◆ Exercise instructions
Reproduce every entry in the listing without alteration.

-----

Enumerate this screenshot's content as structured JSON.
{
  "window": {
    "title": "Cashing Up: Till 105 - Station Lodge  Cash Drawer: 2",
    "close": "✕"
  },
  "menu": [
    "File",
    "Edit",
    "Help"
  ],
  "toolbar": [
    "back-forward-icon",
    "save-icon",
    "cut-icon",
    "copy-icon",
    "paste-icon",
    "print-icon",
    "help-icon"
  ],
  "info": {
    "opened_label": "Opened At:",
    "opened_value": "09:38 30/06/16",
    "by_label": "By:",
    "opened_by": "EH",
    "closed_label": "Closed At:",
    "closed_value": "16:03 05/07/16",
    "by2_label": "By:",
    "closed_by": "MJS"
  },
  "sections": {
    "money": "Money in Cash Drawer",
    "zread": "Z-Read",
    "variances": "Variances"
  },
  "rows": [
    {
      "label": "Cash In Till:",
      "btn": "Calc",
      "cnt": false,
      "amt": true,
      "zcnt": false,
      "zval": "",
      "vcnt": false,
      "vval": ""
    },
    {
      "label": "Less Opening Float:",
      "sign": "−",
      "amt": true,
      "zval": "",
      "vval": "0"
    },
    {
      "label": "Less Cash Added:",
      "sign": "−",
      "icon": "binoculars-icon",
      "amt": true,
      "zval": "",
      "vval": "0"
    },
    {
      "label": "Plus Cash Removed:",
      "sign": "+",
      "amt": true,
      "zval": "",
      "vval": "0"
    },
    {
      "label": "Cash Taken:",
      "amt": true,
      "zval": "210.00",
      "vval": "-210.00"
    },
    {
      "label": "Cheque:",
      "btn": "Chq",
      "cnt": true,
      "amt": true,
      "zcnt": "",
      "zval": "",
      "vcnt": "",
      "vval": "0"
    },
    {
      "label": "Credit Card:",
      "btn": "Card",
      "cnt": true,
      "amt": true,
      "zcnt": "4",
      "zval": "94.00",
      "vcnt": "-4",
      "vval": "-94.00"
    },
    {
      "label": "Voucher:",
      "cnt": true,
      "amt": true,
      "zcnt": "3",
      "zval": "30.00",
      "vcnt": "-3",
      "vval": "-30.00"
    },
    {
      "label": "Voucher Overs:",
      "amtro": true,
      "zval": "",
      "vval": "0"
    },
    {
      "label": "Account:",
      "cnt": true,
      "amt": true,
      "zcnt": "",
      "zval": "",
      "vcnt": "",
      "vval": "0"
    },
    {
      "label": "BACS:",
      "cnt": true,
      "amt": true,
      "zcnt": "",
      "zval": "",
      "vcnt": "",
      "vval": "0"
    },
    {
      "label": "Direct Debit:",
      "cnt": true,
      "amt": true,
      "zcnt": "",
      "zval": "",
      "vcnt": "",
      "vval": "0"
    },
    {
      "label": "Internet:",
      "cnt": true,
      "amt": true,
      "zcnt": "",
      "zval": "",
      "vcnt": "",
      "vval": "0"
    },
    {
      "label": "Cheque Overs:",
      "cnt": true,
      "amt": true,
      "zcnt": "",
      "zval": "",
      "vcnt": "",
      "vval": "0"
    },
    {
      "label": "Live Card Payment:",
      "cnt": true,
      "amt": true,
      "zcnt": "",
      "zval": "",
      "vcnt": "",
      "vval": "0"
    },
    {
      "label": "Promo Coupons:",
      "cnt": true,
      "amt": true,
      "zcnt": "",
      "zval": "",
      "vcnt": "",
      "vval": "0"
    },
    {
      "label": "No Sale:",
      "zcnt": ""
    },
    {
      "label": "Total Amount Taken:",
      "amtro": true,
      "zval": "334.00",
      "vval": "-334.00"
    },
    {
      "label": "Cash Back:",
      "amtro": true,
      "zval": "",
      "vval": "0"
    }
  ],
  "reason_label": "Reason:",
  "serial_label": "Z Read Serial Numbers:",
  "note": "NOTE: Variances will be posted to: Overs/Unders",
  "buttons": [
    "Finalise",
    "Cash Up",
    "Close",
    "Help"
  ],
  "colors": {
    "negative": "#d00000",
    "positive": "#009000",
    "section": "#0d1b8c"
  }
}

-----

◆ Written solution
Enumerate this screenshot's content as structured JSON.
{
  "window": {
    "title": "Cashing Up: Till 105 - Station Lodge  Cash Drawer: 2",
    "close": "✕"
  },
  "menu": [
    "File",
    "Edit",
    "Help"
  ],
  "toolbar": [
    "back-forward-icon",
    "save-icon",
    "cut-icon",
    "copy-icon",
    "paste-icon",
    "print-icon",
    "help-icon"
  ],
  "info": {
    "opened_label": "Opened At:",
    "opened_value": "09:38 30/06/16",
    "by_label": "By:",
    "opened_by": "EH",
    "closed_label": "Closed At:",
    "closed_value": "16:03 05/07/16",
    "by2_label": "By:",
    "closed_by": "MJS"
  },
  "sections": {
    "money": "Money in Cash Drawer",
    "zread": "Z-Read",
    "variances": "Variances"
  },
  "rows": [
    {
      "label": "Cash In Till:",
      "btn": "Calc",
      "cnt": false,
      "amt": true,
      "zcnt": false,
      "zval": "",
      "vcnt": false,
      "vval": ""
    },
    {
      "label": "Less Opening Float:",
      "sign": "−",
      "amt": true,
      "zval": "",
      "vval": "0"
    },
    {
      "label": "Less Cash Added:",
      "sign": "−",
      "icon": "binoculars-icon",
      "amt": true,
      "zval": "",
      "vval": "0"
    },
    {
      "label": "Plus Cash Removed:",
      "sign": "+",
      "amt": true,
      "zval": "",
      "vval": "0"
    },
    {
      "label": "Cash Taken:",
      "amt": true,
      "zval": "210.00",
      "vval": "-210.00"
    },
    {
      "label": "Cheque:",
      "btn": "Chq",
      "cnt": true,
      "amt": true,
      "zcnt": "",
      "zval": "",
      "vcnt": "",
      "vval": "0"
    },
    {
      "label": "Credit Card:",
      "btn": "Card",
      "cnt": true,
      "amt": true,
      "zcnt": "4",
      "zval": "94.00",
      "vcnt": "-4",
      "vval": "-94.00"
    },
    {
      "label": "Voucher:",
      "cnt": true,
      "amt": true,
      "zcnt": "3",
      "zval": "30.00",
      "vcnt": "-3",
      "vval": "-30.00"
    },
    {
      "label": "Voucher Overs:",
      "amtro": true,
      "zval": "",
      "vval": "0"
    },
    {
      "label": "Account:",
      "cnt": true,
      "amt": true,
      "zcnt": "",
      "zval": "",
      "vcnt": "",
      "vval": "0"
    },
    {
      "label": "BACS:",
      "cnt": true,
      "amt": true,
      "zcnt": "",
      "zval": "",
      "vcnt": "",
      "vval": "0"
    },
    {
      "label": "Direct Debit:",
      "cnt": true,
      "amt": true,
      "zcnt": "",
      "zval": "",
      "vcnt": "",
      "vval": "0"
    },
    {
      "label": "Internet:",
      "cnt": true,
      "amt": true,
      "zcnt": "",
      "zval": "",
      "vcnt": "",
      "vval": "0"
    },
    {
      "label": "Cheque Overs:",
      "cnt": true,
      "amt": true,
      "zcnt": "",
      "zval": "",
      "vcnt": "",
      "vval": "0"
    },
    {
      "label": "Live Card Payment:",
      "cnt": true,
      "amt": true,
      "zcnt": "",
      "zval": "",
      "vcnt": "",
      "vval": "0"
    },
    {
      "label": "Promo Coupons:",
      "cnt": true,
      "amt": true,
      "zcnt": "",
      "zval": "",
      "vcnt": "",
      "vval": "0"
    },
    {
      "label": "No Sale:",
      "zcnt": ""
    },
    {
      "label": "Total Amount Taken:",
      "amtro": true,
      "zval": "334.00",
      "vval": "-334.00"
    },
    {
      "label": "Cash Back:",
      "amtro": true,
      "zval": "",
      "vval": "0"
    }
  ],
  "reason_label": "Reason:",
  "serial_label": "Z Read Serial Numbers:",
  "note": "NOTE: Variances will be posted to: Overs/Unders",
  "buttons": [
    "Finalise",
    "Cash Up",
    "Close",
    "Help"
  ],
  "colors": {
    "negative": "#d00000",
    "positive": "#009000",
    "section": "#0d1b8c"
  }
}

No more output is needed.